Given request -
Can you give all the records again without altering a single character?

[Part of a data file]
- - -
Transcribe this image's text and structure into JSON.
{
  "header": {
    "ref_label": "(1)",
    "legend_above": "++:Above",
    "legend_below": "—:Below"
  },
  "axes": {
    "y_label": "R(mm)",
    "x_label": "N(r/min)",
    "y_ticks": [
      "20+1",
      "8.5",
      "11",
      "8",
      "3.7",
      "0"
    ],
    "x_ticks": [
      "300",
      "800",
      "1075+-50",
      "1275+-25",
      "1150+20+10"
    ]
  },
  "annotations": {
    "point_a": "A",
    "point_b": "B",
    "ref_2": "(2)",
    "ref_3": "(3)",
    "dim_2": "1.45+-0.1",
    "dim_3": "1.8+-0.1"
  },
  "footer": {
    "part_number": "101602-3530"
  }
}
- - -
Finished answer -
Transcribe this image's text and structure into JSON.
{
  "header": {
    "ref_label": "(1)",
    "legend_above": "++:Above",
    "legend_below": "—:Below"
  },
  "axes": {
    "y_label": "R(mm)",
    "x_label": "N(r/min)",
    "y_ticks": [
      "20+1",
      "8.5",
      "11",
      "8",
      "3.7",
      "0"
    ],
    "x_ticks": [
      "300",
      "800",
      "1075+-50",
      "1275+-25",
      "1150+20+10"
    ]
  },
  "annotations": {
    "point_a": "A",
    "point_b": "B",
    "ref_2": "(2)",
    "ref_3": "(3)",
    "dim_2": "1.45+-0.1",
    "dim_3": "1.8+-0.1"
  },
  "footer": {
    "part_number": "101602-3530"
  }
}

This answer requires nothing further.